# Problem requirements:
Extract each line where the string "Expected" shows up.

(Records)
———

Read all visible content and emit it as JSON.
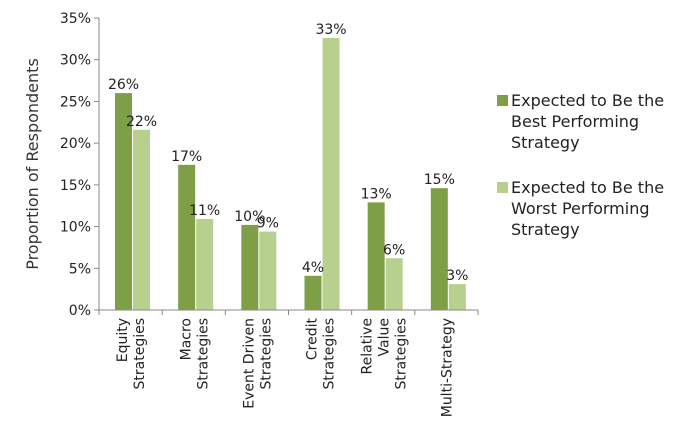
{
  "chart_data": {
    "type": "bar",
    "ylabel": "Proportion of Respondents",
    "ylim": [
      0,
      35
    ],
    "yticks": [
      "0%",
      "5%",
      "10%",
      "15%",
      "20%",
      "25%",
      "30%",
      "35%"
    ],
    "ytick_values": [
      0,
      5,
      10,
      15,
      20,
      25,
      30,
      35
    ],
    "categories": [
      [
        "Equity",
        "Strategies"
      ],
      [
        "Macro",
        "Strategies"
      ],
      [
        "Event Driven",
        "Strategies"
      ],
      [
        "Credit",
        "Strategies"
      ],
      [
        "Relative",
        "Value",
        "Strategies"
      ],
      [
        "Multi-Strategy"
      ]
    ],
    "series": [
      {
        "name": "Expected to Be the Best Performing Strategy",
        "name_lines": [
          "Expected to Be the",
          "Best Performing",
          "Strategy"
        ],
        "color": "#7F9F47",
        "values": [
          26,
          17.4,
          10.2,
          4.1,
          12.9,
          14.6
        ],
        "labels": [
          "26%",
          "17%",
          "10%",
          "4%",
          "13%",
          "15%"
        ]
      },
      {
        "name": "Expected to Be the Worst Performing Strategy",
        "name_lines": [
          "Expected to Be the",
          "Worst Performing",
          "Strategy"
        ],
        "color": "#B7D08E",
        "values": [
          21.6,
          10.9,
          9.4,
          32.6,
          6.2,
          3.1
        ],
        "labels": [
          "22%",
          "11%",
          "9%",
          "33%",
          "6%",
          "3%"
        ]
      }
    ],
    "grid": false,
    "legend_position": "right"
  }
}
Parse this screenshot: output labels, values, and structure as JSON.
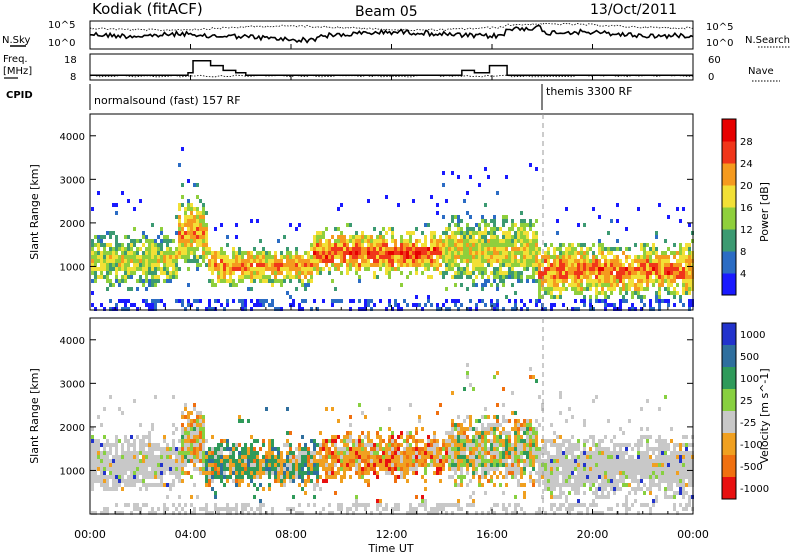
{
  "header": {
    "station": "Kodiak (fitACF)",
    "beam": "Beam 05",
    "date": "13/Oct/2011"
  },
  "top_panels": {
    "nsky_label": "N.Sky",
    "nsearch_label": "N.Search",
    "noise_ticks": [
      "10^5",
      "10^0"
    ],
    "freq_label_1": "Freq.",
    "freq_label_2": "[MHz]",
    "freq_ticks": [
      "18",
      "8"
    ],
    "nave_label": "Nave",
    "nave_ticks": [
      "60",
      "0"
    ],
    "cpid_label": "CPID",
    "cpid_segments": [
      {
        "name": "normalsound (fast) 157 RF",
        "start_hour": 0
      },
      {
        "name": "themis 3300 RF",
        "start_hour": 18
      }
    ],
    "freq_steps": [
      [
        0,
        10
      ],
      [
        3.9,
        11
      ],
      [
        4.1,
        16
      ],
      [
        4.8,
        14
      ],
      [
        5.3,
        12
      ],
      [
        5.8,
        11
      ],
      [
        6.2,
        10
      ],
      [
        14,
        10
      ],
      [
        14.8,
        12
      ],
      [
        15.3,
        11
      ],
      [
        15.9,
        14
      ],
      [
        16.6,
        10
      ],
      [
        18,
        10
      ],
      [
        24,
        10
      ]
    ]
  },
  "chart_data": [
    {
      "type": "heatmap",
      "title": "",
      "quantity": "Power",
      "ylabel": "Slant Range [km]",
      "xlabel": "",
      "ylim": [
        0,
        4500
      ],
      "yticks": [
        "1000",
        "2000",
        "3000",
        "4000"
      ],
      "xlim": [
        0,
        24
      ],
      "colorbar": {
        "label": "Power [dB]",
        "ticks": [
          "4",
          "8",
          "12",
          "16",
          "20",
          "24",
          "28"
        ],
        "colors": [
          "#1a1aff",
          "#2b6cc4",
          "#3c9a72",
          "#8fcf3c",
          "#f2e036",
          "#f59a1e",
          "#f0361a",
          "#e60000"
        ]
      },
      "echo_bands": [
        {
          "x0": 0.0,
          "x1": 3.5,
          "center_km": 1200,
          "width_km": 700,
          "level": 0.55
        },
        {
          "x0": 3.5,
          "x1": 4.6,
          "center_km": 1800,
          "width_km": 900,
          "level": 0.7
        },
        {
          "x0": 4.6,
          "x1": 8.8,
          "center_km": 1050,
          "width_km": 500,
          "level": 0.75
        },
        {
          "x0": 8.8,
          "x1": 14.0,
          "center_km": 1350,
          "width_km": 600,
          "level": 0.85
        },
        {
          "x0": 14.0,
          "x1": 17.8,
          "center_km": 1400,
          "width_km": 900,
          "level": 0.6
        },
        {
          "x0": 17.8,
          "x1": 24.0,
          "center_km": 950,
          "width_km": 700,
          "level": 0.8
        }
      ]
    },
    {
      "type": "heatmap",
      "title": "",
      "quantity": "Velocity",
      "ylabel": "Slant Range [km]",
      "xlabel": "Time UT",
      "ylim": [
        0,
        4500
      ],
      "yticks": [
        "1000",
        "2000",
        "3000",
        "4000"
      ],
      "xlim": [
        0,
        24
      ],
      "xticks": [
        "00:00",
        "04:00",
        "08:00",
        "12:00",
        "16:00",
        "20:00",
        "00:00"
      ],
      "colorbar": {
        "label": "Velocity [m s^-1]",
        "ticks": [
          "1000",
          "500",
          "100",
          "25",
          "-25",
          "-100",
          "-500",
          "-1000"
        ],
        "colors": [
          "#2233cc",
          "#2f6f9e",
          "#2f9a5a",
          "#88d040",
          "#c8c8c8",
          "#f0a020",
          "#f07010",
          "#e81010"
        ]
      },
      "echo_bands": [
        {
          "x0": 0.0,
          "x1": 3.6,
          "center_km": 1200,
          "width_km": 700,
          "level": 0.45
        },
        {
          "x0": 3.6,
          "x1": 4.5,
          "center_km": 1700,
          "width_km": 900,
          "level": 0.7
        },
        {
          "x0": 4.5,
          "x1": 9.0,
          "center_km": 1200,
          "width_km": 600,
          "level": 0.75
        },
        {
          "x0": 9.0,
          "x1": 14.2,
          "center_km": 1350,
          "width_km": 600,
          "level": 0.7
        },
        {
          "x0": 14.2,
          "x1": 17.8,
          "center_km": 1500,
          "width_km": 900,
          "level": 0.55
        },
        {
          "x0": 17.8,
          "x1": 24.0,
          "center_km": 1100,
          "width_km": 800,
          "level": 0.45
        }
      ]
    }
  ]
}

———

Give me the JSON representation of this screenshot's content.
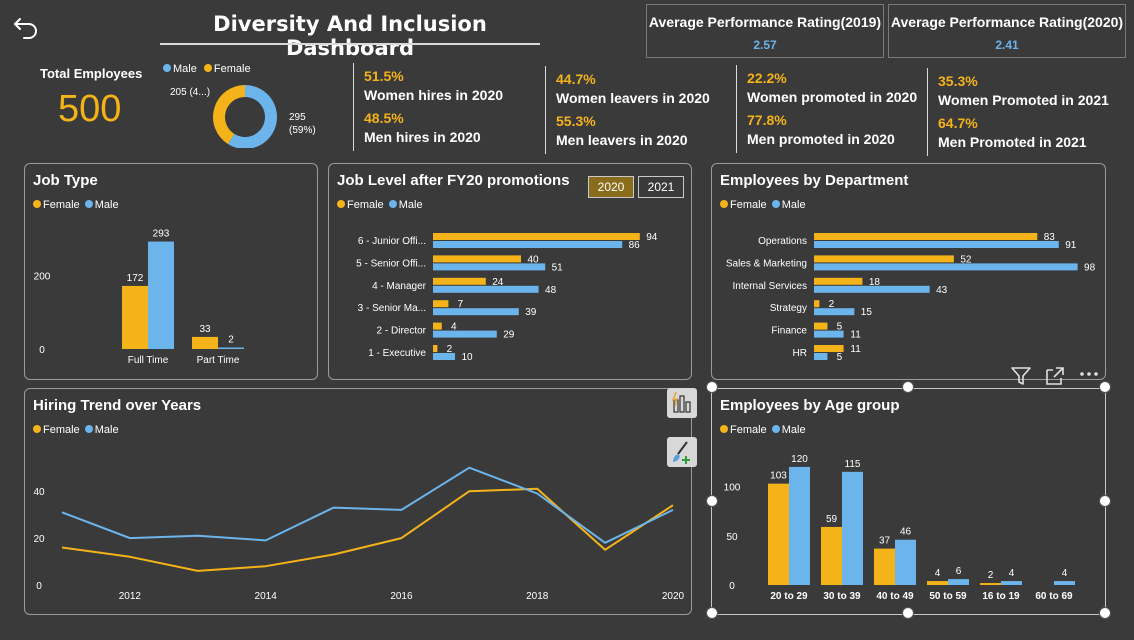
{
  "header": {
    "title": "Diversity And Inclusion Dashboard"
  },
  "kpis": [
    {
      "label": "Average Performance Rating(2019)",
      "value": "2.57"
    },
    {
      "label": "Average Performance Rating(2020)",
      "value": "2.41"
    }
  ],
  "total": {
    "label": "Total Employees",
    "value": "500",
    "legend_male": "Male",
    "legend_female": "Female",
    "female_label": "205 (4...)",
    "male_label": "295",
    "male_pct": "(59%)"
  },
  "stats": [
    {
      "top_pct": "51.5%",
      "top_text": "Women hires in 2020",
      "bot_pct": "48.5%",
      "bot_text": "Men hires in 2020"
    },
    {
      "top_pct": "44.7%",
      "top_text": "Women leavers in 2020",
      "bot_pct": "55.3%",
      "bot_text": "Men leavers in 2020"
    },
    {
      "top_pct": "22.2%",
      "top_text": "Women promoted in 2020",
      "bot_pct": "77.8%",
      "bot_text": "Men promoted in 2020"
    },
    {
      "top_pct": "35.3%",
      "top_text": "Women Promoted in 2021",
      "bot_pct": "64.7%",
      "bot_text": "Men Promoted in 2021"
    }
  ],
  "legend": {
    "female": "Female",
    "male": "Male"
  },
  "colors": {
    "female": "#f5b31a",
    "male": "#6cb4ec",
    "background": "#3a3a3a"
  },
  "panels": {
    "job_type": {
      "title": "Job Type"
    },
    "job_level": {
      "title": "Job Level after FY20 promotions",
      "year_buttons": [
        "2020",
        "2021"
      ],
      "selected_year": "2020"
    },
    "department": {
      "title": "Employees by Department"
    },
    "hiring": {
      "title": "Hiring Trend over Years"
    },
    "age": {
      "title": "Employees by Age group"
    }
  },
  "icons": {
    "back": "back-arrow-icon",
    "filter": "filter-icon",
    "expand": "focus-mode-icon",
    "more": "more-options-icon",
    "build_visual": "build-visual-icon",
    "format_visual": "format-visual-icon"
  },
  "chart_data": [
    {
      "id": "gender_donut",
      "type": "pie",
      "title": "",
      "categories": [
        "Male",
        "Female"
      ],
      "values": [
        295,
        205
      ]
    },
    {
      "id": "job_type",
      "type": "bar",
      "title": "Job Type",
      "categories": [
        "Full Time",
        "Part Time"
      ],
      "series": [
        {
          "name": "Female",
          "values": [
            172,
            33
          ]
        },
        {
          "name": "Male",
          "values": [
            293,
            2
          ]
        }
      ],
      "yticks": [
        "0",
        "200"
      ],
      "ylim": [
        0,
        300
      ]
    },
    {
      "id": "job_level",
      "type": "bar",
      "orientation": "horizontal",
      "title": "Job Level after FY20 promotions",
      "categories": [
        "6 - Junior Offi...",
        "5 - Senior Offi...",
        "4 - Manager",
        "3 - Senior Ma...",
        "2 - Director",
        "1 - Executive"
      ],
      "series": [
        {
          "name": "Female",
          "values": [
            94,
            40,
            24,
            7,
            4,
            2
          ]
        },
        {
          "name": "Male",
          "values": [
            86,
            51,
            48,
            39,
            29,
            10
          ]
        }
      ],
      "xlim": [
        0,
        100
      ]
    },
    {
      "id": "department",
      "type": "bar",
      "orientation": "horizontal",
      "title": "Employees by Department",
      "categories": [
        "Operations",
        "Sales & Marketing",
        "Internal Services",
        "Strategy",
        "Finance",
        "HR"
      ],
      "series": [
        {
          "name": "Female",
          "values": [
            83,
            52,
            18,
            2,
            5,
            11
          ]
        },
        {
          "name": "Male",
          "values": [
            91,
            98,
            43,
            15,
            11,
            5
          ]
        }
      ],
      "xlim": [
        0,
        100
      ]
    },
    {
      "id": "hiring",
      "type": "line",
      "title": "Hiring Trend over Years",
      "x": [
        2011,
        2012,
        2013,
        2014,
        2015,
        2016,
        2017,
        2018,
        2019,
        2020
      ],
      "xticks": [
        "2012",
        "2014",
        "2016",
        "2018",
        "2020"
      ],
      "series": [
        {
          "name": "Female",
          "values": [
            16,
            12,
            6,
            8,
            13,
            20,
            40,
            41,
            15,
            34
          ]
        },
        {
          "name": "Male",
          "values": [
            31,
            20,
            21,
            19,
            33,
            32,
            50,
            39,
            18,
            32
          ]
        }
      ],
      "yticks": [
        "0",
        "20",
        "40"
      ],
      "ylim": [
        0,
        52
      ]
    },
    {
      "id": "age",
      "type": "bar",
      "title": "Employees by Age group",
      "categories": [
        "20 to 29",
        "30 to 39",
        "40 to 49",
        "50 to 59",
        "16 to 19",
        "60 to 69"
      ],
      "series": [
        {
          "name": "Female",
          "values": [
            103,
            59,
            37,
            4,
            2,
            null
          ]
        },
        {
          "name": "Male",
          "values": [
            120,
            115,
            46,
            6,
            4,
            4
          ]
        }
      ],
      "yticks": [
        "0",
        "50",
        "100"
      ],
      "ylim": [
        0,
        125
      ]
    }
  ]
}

———

# Written answer:
        "name": "Expected to Be the Best Performing Strategy",
          "Expected to Be the",
        "name": "Expected to Be the Worst Performing Strategy",
          "Expected to Be the",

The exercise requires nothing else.